Aim of the task :: Identify all lines of the data containing the string "color" and copy them.

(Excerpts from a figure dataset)

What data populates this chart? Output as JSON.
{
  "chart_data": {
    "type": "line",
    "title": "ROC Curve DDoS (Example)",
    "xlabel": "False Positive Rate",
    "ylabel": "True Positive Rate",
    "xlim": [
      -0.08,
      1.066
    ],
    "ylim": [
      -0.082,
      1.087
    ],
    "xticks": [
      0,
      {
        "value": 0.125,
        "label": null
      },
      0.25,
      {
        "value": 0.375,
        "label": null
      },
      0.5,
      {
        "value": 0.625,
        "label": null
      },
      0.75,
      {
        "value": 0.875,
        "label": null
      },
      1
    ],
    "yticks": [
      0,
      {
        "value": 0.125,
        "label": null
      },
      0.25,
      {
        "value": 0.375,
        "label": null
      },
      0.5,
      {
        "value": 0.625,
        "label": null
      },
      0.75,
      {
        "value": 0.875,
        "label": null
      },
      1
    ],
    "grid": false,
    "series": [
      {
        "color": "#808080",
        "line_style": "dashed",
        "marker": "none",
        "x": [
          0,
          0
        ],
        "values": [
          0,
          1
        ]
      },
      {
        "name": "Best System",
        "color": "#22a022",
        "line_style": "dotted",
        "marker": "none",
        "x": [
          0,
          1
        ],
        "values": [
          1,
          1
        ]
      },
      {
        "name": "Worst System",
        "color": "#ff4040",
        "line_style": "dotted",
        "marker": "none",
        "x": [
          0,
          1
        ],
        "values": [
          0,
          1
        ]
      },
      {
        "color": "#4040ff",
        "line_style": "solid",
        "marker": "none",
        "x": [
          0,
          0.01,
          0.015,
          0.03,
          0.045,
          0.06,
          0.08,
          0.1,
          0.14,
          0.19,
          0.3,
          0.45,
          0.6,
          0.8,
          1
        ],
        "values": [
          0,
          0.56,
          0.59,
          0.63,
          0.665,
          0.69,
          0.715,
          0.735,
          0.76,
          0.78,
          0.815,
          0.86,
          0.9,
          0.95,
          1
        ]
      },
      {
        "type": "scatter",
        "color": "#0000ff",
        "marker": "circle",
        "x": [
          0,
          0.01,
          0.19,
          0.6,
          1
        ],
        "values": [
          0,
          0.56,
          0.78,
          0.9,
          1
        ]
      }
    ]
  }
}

The response ::
        "color": "#808080",
        "color": "#22a022",
        "color": "#ff4040",
        "color": "#4040ff",
        "color": "#0000ff",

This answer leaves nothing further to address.